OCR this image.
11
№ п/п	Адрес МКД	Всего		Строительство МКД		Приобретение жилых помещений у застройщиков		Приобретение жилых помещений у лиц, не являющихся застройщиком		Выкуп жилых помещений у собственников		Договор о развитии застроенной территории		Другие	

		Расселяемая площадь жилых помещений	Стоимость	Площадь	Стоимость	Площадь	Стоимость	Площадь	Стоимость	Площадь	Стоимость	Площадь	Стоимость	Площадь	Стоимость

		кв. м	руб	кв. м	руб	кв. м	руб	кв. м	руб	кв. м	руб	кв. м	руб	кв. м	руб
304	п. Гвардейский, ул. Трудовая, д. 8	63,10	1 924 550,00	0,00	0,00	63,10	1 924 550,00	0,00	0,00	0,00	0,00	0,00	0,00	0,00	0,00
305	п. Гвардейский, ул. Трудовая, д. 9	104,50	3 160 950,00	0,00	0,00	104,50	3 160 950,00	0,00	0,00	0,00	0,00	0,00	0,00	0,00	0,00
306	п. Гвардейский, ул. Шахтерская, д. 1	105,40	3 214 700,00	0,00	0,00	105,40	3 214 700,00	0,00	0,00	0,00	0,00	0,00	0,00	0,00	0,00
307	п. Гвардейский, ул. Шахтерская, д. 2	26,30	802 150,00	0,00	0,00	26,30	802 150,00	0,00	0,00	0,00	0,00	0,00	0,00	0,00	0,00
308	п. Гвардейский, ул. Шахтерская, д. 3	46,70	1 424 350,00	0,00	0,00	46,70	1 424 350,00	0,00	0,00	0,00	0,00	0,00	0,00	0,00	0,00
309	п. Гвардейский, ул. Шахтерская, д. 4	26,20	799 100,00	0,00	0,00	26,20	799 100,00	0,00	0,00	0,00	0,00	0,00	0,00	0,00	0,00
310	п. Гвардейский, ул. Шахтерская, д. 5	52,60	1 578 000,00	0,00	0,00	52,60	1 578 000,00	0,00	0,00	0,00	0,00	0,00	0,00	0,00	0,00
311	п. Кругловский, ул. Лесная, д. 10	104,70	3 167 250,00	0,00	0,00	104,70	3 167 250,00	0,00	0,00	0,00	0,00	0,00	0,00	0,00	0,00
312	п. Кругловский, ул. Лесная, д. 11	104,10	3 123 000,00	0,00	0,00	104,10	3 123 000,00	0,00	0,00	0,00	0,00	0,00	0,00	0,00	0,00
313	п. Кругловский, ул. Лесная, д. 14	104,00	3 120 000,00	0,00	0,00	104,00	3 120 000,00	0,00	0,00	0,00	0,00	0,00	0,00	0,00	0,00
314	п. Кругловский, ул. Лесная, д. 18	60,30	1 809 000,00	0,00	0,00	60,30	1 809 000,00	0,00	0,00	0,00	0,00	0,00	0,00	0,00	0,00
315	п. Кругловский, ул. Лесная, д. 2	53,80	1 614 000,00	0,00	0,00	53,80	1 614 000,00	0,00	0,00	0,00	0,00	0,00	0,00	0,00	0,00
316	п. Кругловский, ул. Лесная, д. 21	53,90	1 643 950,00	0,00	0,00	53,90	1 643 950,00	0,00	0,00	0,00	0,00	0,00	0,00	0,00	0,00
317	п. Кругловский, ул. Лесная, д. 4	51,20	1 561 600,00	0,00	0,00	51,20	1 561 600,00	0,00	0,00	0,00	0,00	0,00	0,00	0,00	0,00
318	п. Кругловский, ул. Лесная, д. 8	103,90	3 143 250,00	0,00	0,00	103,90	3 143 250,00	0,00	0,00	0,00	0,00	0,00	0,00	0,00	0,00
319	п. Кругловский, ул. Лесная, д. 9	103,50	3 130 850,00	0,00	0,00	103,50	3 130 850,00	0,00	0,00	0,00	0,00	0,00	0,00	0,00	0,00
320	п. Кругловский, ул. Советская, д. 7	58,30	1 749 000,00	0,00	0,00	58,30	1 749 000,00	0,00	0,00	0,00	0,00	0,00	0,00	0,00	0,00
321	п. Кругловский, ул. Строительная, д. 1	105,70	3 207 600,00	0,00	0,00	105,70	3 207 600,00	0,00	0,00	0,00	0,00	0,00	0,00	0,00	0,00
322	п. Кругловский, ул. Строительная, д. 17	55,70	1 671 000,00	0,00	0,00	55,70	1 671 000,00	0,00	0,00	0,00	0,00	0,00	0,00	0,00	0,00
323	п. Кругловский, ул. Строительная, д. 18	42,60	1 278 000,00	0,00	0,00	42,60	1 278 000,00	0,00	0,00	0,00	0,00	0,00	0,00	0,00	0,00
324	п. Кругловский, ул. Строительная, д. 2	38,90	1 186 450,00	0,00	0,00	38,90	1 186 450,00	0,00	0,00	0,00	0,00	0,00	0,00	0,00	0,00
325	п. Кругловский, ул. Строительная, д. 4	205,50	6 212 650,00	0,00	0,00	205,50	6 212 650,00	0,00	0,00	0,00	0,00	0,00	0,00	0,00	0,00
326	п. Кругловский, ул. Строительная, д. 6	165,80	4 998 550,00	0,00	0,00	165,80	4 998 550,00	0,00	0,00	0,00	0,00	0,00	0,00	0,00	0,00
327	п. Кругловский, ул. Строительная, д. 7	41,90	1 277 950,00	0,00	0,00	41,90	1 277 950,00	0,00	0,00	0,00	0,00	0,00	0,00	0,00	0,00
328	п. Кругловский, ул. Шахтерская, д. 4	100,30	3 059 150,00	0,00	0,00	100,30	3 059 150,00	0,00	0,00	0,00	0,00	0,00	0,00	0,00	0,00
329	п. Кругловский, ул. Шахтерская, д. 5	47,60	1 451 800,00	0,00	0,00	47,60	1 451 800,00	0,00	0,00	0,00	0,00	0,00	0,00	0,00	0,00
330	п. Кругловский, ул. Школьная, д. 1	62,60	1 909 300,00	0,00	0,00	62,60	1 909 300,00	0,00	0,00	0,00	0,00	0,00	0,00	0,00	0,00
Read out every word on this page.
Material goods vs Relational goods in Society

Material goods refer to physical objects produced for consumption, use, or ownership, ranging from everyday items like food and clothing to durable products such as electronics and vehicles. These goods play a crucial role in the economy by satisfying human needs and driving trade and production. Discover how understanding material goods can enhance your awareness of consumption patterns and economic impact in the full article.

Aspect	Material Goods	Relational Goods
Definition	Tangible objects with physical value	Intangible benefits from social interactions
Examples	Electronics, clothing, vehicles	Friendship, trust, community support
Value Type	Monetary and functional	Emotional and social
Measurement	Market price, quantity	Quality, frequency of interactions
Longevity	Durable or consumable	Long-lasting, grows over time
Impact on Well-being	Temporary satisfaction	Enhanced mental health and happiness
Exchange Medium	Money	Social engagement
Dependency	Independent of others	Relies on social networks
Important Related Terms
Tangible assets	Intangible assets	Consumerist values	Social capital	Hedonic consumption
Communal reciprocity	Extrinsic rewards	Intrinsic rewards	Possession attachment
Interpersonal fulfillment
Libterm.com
+++++
Give the number of lines that hold the word "interactions" in these records, with nothing added.

2